Excerpted data:
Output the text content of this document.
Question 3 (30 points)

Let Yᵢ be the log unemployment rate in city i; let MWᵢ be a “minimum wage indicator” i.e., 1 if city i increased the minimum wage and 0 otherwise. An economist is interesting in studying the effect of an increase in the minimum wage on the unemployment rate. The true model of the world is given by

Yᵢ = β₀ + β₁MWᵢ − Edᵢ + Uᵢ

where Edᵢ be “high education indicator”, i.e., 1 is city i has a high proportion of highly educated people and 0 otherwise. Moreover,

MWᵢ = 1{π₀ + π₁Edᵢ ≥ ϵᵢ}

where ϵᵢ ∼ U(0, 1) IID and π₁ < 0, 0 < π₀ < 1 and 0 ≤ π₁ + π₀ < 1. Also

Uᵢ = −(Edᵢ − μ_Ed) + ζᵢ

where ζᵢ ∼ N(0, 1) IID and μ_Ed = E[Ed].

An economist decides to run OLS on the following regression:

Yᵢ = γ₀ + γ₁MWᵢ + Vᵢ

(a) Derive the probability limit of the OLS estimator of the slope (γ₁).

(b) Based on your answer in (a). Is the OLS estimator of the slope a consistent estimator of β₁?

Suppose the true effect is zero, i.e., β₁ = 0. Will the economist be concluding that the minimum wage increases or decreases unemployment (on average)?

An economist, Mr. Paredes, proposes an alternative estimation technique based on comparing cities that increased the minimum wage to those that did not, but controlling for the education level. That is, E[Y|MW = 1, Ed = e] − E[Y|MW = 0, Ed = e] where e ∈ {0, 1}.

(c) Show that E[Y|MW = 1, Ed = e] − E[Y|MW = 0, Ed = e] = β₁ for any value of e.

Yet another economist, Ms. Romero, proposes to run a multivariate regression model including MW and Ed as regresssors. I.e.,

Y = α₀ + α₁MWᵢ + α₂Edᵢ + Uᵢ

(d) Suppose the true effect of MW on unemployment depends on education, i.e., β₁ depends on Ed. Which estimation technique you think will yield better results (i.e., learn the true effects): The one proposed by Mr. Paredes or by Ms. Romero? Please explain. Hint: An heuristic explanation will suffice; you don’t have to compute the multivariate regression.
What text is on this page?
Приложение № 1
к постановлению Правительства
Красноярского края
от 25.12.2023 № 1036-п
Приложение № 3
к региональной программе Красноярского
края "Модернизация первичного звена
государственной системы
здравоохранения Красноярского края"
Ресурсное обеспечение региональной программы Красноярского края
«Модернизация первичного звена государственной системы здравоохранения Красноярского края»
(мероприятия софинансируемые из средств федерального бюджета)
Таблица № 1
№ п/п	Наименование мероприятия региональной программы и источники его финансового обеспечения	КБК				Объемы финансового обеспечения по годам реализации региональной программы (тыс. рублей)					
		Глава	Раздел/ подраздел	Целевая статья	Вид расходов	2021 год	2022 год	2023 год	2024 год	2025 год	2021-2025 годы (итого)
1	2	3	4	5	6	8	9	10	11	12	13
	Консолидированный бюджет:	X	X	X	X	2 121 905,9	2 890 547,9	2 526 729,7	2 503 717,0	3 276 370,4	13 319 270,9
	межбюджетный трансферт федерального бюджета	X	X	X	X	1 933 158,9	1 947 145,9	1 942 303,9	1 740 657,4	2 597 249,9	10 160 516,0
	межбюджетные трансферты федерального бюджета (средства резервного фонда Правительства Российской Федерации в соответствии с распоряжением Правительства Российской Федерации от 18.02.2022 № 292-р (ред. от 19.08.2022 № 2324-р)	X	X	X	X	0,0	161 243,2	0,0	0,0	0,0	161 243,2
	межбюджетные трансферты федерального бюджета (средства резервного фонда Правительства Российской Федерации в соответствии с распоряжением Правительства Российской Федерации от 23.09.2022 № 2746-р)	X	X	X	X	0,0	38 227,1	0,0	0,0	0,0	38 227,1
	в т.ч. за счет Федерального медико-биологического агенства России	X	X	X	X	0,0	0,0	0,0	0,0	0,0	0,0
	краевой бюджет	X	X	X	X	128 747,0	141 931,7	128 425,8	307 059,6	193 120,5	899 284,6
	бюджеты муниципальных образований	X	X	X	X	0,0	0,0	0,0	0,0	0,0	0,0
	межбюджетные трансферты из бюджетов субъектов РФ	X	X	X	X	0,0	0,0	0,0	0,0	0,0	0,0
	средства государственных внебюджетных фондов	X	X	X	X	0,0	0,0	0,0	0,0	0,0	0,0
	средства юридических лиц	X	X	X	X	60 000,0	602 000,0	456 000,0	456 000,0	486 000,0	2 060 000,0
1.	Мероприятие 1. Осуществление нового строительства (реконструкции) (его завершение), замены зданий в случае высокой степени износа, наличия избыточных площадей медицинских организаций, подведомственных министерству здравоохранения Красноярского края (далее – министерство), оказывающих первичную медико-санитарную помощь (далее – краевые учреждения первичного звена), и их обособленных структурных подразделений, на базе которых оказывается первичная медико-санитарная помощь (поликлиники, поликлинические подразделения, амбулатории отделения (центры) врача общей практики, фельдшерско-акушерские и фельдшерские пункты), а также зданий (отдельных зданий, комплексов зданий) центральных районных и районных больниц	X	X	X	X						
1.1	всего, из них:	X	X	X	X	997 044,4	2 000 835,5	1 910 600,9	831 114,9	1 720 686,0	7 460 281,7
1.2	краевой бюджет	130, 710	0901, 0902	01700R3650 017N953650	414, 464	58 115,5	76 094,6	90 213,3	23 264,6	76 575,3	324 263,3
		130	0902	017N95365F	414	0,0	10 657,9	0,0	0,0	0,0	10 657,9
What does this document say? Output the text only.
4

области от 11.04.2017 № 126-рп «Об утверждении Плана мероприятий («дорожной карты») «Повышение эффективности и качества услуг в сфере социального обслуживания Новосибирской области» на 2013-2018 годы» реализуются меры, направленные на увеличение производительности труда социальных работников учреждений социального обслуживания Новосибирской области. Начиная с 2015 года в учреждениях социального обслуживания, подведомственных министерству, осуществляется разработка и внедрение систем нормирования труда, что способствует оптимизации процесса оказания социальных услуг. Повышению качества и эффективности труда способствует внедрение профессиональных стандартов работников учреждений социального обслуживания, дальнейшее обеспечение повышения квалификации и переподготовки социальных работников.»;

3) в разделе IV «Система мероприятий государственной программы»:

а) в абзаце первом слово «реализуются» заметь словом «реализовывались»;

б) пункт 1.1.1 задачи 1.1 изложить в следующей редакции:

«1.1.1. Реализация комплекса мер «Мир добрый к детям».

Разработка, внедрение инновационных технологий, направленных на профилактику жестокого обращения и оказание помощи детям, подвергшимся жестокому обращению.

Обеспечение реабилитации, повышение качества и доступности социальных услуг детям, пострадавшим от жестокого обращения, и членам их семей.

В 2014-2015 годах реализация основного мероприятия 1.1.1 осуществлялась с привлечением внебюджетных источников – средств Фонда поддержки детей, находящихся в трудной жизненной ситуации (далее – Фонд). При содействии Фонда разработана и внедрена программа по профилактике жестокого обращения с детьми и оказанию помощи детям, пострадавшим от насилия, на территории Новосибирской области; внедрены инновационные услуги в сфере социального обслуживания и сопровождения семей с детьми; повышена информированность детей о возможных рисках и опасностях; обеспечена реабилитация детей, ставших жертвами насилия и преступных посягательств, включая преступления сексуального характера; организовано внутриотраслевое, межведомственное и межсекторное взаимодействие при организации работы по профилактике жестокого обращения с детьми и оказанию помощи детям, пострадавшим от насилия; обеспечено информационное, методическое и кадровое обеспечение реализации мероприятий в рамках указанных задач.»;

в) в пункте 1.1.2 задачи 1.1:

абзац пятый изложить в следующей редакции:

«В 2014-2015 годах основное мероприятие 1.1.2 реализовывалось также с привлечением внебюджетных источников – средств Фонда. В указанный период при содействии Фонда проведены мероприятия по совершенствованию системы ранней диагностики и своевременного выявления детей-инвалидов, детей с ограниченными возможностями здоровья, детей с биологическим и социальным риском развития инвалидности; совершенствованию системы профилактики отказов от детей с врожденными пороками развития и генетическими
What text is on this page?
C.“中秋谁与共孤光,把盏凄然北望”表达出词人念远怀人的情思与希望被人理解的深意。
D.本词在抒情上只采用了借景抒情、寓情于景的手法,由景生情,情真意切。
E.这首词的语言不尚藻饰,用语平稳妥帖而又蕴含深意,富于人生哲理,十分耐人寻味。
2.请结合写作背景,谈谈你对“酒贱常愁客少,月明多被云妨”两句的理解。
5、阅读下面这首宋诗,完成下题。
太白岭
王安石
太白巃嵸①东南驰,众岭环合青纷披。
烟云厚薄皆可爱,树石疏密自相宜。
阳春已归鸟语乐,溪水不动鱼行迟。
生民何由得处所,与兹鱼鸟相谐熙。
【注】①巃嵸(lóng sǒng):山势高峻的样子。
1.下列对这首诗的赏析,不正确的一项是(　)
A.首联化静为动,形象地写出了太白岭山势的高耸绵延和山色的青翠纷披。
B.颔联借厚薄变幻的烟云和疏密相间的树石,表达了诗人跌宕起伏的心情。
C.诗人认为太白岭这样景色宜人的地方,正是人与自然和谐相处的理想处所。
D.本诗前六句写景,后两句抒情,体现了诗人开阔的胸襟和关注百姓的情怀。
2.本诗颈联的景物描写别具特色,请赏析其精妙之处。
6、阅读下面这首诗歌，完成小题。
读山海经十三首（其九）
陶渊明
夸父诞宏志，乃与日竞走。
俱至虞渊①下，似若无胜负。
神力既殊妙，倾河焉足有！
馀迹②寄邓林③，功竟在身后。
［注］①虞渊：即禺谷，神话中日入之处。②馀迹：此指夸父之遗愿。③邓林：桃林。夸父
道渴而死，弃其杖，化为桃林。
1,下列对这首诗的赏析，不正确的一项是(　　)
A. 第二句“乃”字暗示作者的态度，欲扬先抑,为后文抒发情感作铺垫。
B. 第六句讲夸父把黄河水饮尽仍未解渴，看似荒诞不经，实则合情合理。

Exercise:
Gather up every line in the data above that contains the word "multivariate", copying each one.

Solution for this exercise:
Yet another economist, Ms. Romero, proposes to run a multivariate regression model including MW and Ed as regresssors. I.e.,
(d) Suppose the true effect of MW on unemployment depends on education, i.e., β₁ depends on Ed. Which estimation technique you think will yield better results (i.e., learn the true effects): The one proposed by Mr. Paredes or by Ms. Romero? Please explain. Hint: An heuristic explanation will suffice; you don’t have to compute the multivariate regression.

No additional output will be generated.